WRITTEN REQUEST: From the listing below, pull out all lines with "Наличие" in them.

DATA PROVIDED:
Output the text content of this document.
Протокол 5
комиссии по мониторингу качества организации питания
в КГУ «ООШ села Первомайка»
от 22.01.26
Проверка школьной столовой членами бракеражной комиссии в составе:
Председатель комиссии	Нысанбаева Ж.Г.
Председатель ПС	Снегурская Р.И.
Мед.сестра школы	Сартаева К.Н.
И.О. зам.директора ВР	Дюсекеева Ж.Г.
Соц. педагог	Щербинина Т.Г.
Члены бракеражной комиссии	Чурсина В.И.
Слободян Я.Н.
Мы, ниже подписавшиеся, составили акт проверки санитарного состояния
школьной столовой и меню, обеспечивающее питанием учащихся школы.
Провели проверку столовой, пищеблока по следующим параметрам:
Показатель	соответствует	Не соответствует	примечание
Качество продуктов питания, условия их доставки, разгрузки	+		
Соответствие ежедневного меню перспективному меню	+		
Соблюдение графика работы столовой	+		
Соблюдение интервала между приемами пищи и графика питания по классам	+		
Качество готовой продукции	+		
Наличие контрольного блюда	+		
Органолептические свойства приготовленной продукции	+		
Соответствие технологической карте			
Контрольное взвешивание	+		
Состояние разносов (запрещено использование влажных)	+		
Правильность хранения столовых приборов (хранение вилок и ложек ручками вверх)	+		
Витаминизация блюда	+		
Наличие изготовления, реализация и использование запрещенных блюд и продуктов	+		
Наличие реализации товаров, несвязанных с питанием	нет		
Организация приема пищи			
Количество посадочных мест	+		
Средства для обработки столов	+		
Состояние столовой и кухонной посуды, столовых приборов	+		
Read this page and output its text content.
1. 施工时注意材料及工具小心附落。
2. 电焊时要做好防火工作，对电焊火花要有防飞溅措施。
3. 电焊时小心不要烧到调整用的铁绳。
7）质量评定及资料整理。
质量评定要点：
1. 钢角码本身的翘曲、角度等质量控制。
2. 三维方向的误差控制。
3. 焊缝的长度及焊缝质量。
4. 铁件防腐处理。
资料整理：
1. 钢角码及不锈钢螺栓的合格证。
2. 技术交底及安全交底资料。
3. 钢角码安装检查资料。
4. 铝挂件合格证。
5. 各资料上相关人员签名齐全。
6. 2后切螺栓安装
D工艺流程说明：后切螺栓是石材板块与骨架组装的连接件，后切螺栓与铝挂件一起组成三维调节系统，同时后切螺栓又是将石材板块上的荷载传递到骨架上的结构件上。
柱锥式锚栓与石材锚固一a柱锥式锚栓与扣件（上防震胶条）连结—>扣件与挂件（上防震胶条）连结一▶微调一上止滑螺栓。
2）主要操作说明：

THE OUTPUT:
Наличие контрольного блюда	+		
Наличие изготовления, реализация и использование запрещенных блюд и продуктов	+		
Наличие реализации товаров, несвязанных с питанием	нет		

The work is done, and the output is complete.